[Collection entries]
....

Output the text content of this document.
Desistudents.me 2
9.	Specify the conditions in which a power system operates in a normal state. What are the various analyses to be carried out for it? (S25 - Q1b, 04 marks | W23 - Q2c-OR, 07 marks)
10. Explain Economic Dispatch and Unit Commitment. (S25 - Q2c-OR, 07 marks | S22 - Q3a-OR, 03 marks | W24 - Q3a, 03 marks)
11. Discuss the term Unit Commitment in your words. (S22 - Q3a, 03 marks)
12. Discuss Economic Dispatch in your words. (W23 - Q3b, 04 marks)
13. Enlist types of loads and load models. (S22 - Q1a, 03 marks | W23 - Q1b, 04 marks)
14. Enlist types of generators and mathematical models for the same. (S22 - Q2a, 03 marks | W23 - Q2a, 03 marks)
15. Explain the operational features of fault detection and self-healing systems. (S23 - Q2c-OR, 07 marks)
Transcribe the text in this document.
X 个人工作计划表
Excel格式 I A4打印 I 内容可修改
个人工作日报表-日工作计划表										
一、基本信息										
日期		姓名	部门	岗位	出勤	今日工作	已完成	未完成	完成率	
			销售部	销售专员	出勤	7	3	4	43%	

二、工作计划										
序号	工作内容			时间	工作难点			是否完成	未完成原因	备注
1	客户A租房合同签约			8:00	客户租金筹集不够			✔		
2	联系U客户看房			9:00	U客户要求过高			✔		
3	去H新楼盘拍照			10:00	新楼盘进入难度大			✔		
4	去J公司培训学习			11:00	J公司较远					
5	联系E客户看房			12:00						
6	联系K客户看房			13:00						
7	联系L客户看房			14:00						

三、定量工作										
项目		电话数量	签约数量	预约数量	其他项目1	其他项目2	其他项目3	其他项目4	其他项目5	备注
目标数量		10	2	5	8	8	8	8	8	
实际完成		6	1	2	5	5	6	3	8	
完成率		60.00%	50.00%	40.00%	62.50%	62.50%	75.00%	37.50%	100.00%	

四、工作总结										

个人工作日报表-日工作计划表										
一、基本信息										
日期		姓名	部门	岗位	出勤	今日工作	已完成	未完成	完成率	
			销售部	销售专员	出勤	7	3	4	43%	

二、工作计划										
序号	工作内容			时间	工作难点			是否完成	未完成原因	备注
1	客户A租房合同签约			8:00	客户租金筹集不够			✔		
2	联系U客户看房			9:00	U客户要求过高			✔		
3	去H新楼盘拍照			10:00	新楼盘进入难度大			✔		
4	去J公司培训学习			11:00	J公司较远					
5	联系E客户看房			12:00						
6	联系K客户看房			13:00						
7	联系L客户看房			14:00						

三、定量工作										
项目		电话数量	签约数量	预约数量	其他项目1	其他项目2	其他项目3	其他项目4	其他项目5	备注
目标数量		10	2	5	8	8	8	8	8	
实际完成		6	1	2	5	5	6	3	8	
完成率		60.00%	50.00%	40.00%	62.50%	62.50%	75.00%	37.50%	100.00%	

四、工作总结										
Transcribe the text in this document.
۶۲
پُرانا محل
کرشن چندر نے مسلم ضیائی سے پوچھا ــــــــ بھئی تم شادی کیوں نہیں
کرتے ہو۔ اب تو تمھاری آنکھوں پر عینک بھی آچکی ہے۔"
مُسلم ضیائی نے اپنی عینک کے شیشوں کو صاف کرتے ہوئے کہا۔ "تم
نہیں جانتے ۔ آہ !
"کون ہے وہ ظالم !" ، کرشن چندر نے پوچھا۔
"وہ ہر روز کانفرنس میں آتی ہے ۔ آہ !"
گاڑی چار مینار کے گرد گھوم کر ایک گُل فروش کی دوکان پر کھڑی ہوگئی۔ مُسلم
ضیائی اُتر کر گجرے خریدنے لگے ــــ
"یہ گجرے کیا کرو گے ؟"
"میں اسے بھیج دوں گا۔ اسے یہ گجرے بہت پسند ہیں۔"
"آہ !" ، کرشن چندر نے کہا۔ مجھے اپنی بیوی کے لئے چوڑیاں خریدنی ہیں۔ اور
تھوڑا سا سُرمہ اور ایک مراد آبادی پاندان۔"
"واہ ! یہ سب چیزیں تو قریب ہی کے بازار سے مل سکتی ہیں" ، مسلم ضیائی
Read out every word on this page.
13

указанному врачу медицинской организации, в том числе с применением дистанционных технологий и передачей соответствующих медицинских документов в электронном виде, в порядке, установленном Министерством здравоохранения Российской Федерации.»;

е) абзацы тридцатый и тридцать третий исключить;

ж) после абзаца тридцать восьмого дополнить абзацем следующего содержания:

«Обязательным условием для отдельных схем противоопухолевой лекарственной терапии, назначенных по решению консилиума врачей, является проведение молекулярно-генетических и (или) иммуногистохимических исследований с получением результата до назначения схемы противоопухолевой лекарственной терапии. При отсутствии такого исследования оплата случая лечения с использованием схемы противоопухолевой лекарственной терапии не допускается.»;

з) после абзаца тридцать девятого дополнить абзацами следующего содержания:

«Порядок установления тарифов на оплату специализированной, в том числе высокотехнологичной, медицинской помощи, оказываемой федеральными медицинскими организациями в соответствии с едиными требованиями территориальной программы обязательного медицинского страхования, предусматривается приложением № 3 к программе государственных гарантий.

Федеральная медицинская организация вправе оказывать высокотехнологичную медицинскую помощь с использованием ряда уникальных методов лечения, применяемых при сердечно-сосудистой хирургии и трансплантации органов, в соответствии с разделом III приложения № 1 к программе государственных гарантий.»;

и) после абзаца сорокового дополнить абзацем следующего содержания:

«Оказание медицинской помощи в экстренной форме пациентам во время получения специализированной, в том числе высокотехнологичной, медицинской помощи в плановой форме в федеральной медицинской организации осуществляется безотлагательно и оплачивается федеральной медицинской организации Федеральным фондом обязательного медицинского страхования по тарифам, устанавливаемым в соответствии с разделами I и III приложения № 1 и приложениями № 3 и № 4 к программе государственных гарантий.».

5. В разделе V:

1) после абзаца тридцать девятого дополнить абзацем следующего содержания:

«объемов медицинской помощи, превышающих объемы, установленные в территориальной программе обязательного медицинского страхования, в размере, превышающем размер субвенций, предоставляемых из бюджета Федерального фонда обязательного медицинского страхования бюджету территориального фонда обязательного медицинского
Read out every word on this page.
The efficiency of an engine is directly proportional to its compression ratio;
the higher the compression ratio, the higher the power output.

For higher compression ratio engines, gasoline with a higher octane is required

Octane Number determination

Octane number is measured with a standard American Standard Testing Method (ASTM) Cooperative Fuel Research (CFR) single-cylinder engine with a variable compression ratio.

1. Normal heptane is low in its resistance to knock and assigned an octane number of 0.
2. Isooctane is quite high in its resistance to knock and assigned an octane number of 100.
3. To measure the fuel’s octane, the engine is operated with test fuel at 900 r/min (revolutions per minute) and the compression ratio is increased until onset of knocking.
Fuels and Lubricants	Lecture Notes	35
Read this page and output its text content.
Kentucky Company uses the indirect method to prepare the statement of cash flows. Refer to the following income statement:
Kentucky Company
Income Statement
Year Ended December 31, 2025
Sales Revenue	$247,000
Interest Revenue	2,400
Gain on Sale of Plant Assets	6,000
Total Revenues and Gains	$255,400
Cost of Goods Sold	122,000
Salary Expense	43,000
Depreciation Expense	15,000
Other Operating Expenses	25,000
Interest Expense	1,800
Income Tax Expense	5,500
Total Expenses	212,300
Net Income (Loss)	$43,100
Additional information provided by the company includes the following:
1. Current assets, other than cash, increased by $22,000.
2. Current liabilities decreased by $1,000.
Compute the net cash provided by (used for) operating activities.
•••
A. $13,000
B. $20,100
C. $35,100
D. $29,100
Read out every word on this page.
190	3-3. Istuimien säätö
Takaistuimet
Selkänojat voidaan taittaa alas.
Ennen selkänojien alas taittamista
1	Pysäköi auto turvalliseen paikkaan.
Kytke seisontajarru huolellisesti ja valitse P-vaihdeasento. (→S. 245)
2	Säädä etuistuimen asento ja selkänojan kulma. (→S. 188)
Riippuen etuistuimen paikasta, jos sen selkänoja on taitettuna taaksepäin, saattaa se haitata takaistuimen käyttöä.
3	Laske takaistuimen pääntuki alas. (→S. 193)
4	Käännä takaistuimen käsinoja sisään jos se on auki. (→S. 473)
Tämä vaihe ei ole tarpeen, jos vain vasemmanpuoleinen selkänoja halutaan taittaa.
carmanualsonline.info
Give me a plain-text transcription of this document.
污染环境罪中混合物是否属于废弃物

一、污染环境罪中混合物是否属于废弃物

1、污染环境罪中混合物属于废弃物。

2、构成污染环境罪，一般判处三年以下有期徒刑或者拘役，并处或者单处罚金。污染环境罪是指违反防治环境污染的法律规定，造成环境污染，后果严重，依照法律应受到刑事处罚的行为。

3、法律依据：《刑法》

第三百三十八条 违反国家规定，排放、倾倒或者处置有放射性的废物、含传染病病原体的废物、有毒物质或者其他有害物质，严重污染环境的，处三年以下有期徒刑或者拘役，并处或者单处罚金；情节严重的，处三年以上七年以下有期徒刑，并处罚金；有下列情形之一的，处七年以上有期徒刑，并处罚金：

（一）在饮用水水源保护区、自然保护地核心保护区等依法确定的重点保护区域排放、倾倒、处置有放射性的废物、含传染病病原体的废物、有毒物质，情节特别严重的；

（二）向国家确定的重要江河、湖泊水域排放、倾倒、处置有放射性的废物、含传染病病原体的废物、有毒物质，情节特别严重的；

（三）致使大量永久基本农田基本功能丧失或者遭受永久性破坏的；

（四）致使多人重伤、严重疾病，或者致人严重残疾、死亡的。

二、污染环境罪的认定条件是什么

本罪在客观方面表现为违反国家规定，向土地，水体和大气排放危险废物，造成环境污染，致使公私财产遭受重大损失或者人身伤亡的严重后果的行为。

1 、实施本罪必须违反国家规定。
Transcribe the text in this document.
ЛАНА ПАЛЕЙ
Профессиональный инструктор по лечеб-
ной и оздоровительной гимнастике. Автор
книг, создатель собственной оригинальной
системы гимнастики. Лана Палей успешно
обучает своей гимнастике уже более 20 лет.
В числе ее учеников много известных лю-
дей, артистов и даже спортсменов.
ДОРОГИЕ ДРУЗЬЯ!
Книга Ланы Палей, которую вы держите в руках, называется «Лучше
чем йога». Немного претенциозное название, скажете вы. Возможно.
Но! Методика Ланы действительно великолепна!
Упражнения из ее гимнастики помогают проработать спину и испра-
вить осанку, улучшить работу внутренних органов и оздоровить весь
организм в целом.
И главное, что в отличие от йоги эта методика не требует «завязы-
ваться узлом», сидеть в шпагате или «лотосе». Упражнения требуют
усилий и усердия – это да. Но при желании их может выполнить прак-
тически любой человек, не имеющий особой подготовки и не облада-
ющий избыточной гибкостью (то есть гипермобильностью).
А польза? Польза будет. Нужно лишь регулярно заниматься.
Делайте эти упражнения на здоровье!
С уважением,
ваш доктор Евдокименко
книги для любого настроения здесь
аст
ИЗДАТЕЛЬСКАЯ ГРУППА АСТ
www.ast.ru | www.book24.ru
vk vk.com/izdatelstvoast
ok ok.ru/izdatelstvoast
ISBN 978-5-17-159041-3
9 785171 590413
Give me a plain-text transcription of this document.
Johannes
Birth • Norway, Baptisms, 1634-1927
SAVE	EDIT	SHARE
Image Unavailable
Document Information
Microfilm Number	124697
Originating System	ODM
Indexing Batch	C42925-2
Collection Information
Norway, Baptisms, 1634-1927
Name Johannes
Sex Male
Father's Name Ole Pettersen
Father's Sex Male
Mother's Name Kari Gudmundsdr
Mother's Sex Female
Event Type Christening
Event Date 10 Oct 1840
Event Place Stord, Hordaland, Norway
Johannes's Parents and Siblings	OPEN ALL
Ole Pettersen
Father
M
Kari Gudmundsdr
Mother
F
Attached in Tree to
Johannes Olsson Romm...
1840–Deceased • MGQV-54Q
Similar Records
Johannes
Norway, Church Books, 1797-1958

....

[Task]
Tell how many lines in the material above include the word "污染环境罪中混合物是否属于废弃物", giving the number only.

[Output of the exercise]
2